Goal: Single out the lines that include the word "this". Copy them.

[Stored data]
....
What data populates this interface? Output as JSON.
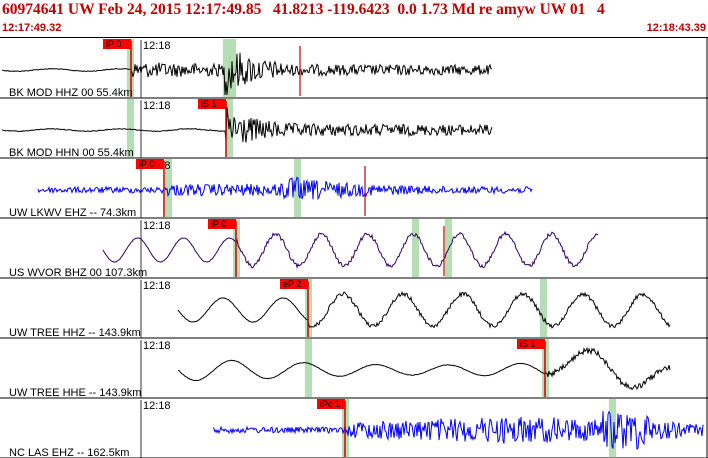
{
  "header": {
    "title": "60974641 UW Feb 24, 2015 12:17:49.85   41.8213 -119.6423  0.0 1.73 Md re amyw UW 01   4",
    "start_time": "12:17:49.32",
    "end_time": "12:18:43.39"
  },
  "colors": {
    "header_text": "#c00000",
    "trace_black": "#000000",
    "trace_blue": "#0000ff",
    "trace_purple": "#330066",
    "pick_box": "#ff0000",
    "pick_line": "#cc0000",
    "highlight_band": "#a8d8a8"
  },
  "time_tick_label": "12:18",
  "panels": [
    {
      "id": "p1",
      "label": "BK MOD HHZ 00 55.4km",
      "trace": "black",
      "pick": "iP 0",
      "pick_pos": 0.18
    },
    {
      "id": "p2",
      "label": "BK MOD HHN 00 55.4km",
      "trace": "black",
      "pick": "iS 1",
      "pick_pos": 0.32
    },
    {
      "id": "p3",
      "label": "UW LKWV EHZ -- 74.3km",
      "trace": "blue",
      "pick": "iP 0",
      "pick_pos": 0.23
    },
    {
      "id": "p4",
      "label": "US WVOR BHZ 00 107.3km",
      "trace": "purple",
      "pick": "iP 0",
      "pick_pos": 0.33
    },
    {
      "id": "p5",
      "label": "UW TREE HHZ -- 143.9km",
      "trace": "black",
      "pick": "eP 2",
      "pick_pos": 0.43
    },
    {
      "id": "p6",
      "label": "UW TREE HHE -- 143.9km",
      "trace": "black",
      "pick": "iS 1",
      "pick_pos": 0.77
    },
    {
      "id": "p7",
      "label": "NC LAS EHZ -- 162.5km",
      "trace": "blue",
      "pick": "iPc 1",
      "pick_pos": 0.49
    }
  ]
}
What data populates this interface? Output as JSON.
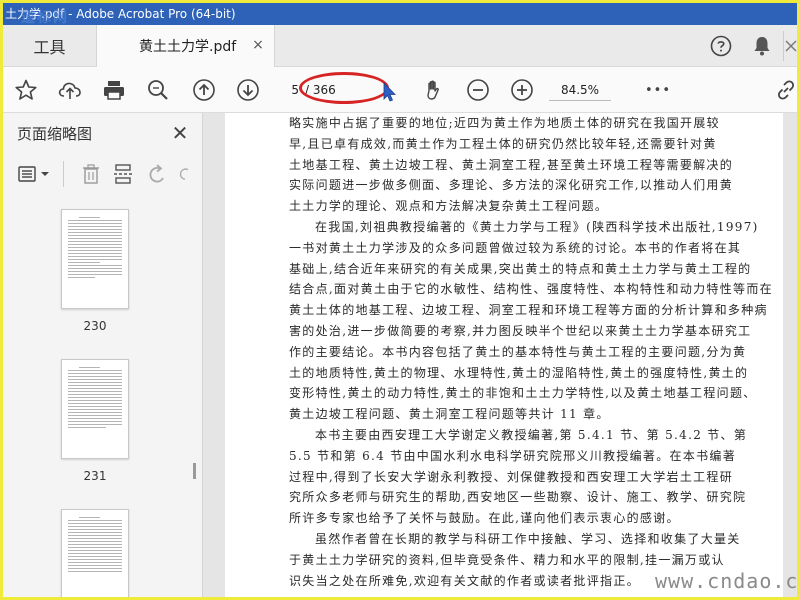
{
  "window": {
    "title": "土力学.pdf - Adobe Acrobat Pro (64-bit)",
    "watermark": "道标网",
    "bottom_watermark": "www.cndao.com"
  },
  "tabs": {
    "tools_label": "工具",
    "document_label": "黄土土力学.pdf",
    "close_glyph": "×"
  },
  "header_icons": [
    "help-icon",
    "notification-bell-icon",
    "divider-icon"
  ],
  "toolbar": {
    "current_page": "5",
    "total_pages": "/ 366",
    "zoom": "84.5%",
    "more_glyph": "•••"
  },
  "left_panel": {
    "title": "页面缩略图",
    "close_glyph": "✕",
    "thumbnails": [
      {
        "label": "230"
      },
      {
        "label": "231"
      },
      {
        "label": ""
      }
    ]
  },
  "document": {
    "paragraphs": [
      {
        "lines": [
          {
            "text": "略实施中占据了重要的地位;近四为黄土作为地质土体的研究在我国开展较",
            "indent": false
          },
          {
            "text": "早,且已卓有成效,而黄土作为工程土体的研究仍然比较年轻,还需要针对黄",
            "indent": false
          },
          {
            "text": "土地基工程、黄土边坡工程、黄土洞室工程,甚至黄土环境工程等需要解决的",
            "indent": false
          },
          {
            "text": "实际问题进一步做多侧面、多理论、多方法的深化研究工作,以推动人们用黄",
            "indent": false
          },
          {
            "text": "土土力学的理论、观点和方法解决复杂黄土工程问题。",
            "indent": false
          }
        ]
      },
      {
        "lines": [
          {
            "text": "在我国,刘祖典教授编著的《黄土力学与工程》(陕西科学技术出版社,1997)",
            "indent": true
          },
          {
            "text": "一书对黄土土力学涉及的众多问题曾做过较为系统的讨论。本书的作者将在其",
            "indent": false
          },
          {
            "text": "基础上,结合近年来研究的有关成果,突出黄土的特点和黄土土力学与黄土工程的",
            "indent": false
          },
          {
            "text": "结合点,面对黄土由于它的水敏性、结构性、强度特性、本构特性和动力特性等而在",
            "indent": false
          },
          {
            "text": "黄土土体的地基工程、边坡工程、洞室工程和环境工程等方面的分析计算和多种病",
            "indent": false
          },
          {
            "text": "害的处治,进一步做简要的考察,并力图反映半个世纪以来黄土土力学基本研究工",
            "indent": false
          },
          {
            "text": "作的主要结论。本书内容包括了黄土的基本特性与黄土工程的主要问题,分为黄",
            "indent": false
          },
          {
            "text": "土的地质特性,黄土的物理、水理特性,黄土的湿陷特性,黄土的强度特性,黄土的",
            "indent": false
          },
          {
            "text": "变形特性,黄土的动力特性,黄土的非饱和土土力学特性,以及黄土地基工程问题、",
            "indent": false
          },
          {
            "text": "黄土边坡工程问题、黄土洞室工程问题等共计 11 章。",
            "indent": false
          }
        ]
      },
      {
        "lines": [
          {
            "text": "本书主要由西安理工大学谢定义教授编著,第 5.4.1 节、第 5.4.2 节、第",
            "indent": true
          },
          {
            "text": "5.5 节和第 6.4 节由中国水利水电科学研究院邢义川教授编著。在本书编著",
            "indent": false
          },
          {
            "text": "过程中,得到了长安大学谢永利教授、刘保健教授和西安理工大学岩土工程研",
            "indent": false
          },
          {
            "text": "究所众多老师与研究生的帮助,西安地区一些勘察、设计、施工、教学、研究院",
            "indent": false
          },
          {
            "text": "所许多专家也给予了关怀与鼓励。在此,谨向他们表示衷心的感谢。",
            "indent": false
          }
        ]
      },
      {
        "lines": [
          {
            "text": "虽然作者曾在长期的教学与科研工作中接触、学习、选择和收集了大量关",
            "indent": true
          },
          {
            "text": "于黄土土力学研究的资料,但毕竟受条件、精力和水平的限制,挂一漏万或认",
            "indent": false
          },
          {
            "text": "识失当之处在所难免,欢迎有关文献的作者或读者批评指正。",
            "indent": false
          }
        ]
      }
    ]
  }
}
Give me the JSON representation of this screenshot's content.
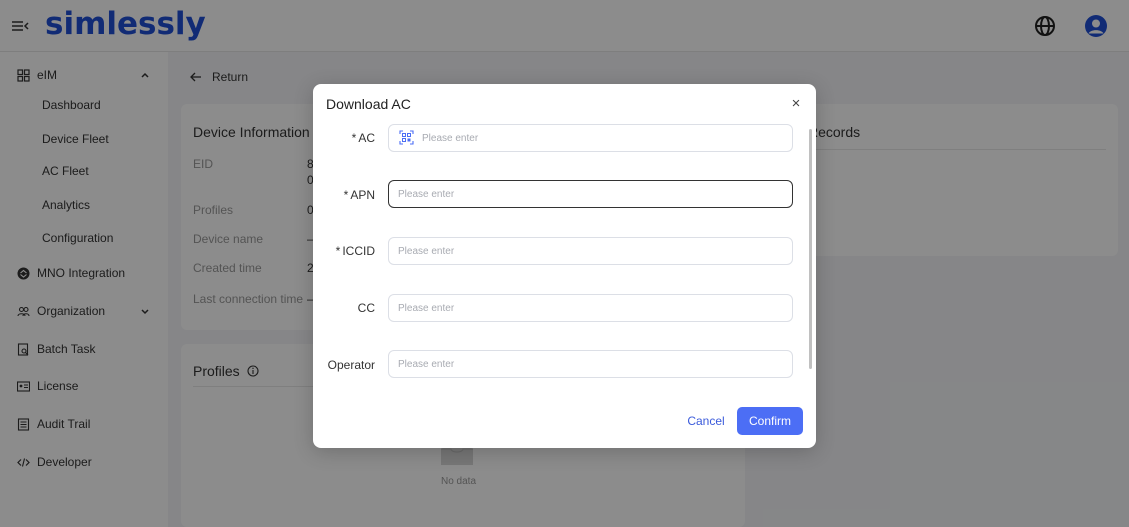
{
  "header": {
    "logo": "simlessly",
    "menu_icon": "menu-collapse-icon",
    "globe_icon": "globe-icon",
    "user_icon": "user-icon",
    "brand_color": "#1f4fd6"
  },
  "sidebar": {
    "group_elm": {
      "label": "eIM",
      "icon": "grid-icon"
    },
    "sub_items": [
      "Dashboard",
      "Device Fleet",
      "AC Fleet",
      "Analytics",
      "Configuration"
    ],
    "items": [
      {
        "label": "MNO Integration",
        "icon": "mno-icon"
      },
      {
        "label": "Organization",
        "icon": "people-icon"
      },
      {
        "label": "Batch Task",
        "icon": "batch-icon"
      },
      {
        "label": "License",
        "icon": "license-icon"
      },
      {
        "label": "Audit Trail",
        "icon": "audit-icon"
      },
      {
        "label": "Developer",
        "icon": "code-icon"
      }
    ]
  },
  "main": {
    "return_label": "Return",
    "device_info": {
      "title": "Device Information",
      "rows": [
        {
          "label": "EID",
          "value": "8"
        },
        {
          "label": "",
          "value": "0"
        },
        {
          "label": "Profiles",
          "value": "0"
        },
        {
          "label": "Device name",
          "value": "–"
        },
        {
          "label": "Created time",
          "value": "2"
        },
        {
          "label": "Last connection time",
          "value": "–"
        }
      ]
    },
    "records_title": "Records",
    "profiles_title": "Profiles",
    "no_data": "No data"
  },
  "modal": {
    "title": "Download AC",
    "close": "×",
    "fields": [
      {
        "label": "AC",
        "required": true,
        "placeholder": "Please enter",
        "value": ""
      },
      {
        "label": "APN",
        "required": true,
        "placeholder": "Please enter",
        "value": ""
      },
      {
        "label": "ICCID",
        "required": true,
        "placeholder": "Please enter",
        "value": ""
      },
      {
        "label": "CC",
        "required": false,
        "placeholder": "Please enter",
        "value": ""
      },
      {
        "label": "Operator",
        "required": false,
        "placeholder": "Please enter",
        "value": ""
      }
    ],
    "cancel": "Cancel",
    "confirm": "Confirm",
    "accent_color": "#4c6ef5"
  }
}
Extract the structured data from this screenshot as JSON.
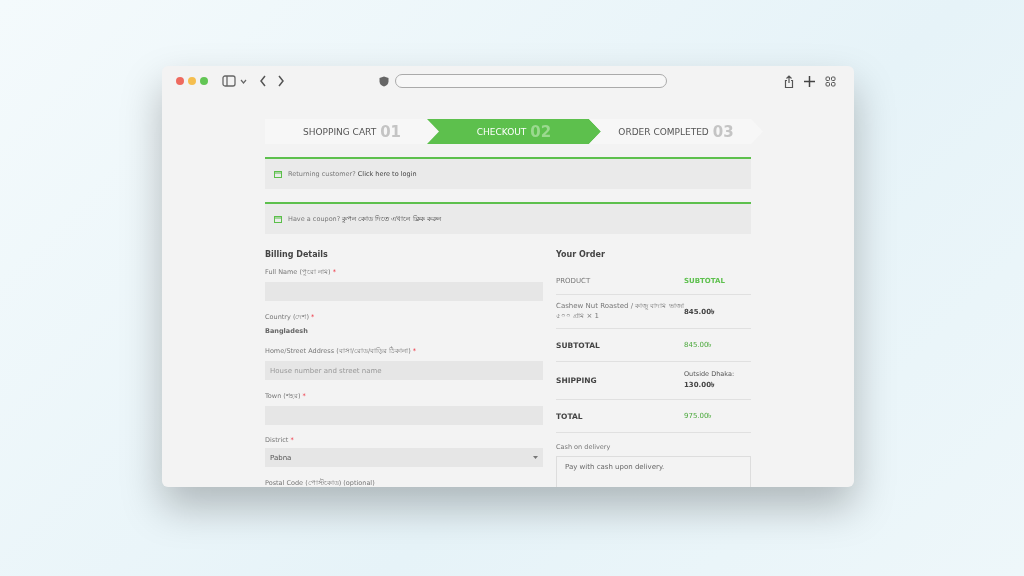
{
  "steps": [
    {
      "label": "SHOPPING CART",
      "number": "01",
      "selected": false
    },
    {
      "label": "CHECKOUT",
      "number": "02",
      "selected": true
    },
    {
      "label": "ORDER COMPLETED",
      "number": "03",
      "selected": false
    }
  ],
  "notices": [
    {
      "text": "Returning customer?",
      "link": "Click here to login"
    },
    {
      "text": "Have a coupon?",
      "link": "কুপন কোড দিতে এখানে ক্লিক করুন"
    }
  ],
  "billing": {
    "title": "Billing Details",
    "fields": [
      {
        "kind": "input",
        "label": "Full Name (পুরো নাম)",
        "mark": "*"
      },
      {
        "kind": "static",
        "label": "Country (দেশ)",
        "mark": "*",
        "value": "Bangladesh"
      },
      {
        "kind": "input",
        "label": "Home/Street Address (বাসা/রোড/বাড়ির ঠিকানা)",
        "mark": "*",
        "placeholder": "House number and street name"
      },
      {
        "kind": "input",
        "label": "Town (শহর)",
        "mark": "*"
      },
      {
        "kind": "select",
        "label": "District",
        "mark": "*",
        "value": "Pabna"
      },
      {
        "kind": "label",
        "label": "Postal Code (পোস্টকোড)  (optional)"
      }
    ]
  },
  "order": {
    "title": "Your Order",
    "columns": [
      "PRODUCT",
      "SUBTOTAL"
    ],
    "rows": [
      {
        "kind": "item",
        "label": "Cashew Nut Roasted / কাজু বাদাম ভাজা ৫০০ গ্রাম  × 1",
        "value": "845.00৳"
      },
      {
        "kind": "total",
        "label": "SUBTOTAL",
        "value": "845.00৳"
      },
      {
        "kind": "shipping",
        "label": "SHIPPING",
        "value": "Outside Dhaka:",
        "amount": "130.00৳"
      },
      {
        "kind": "total",
        "label": "TOTAL",
        "value": "975.00৳"
      }
    ],
    "payment": {
      "label": "Cash on delivery",
      "description": "Pay with cash upon delivery."
    }
  }
}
....
The completed task:
What data populates this interface? Output as JSON.
What data populates this interface? Output as JSON.
Give me the JSON representation of this screenshot's content.
Extract the structured data from this screenshot as JSON.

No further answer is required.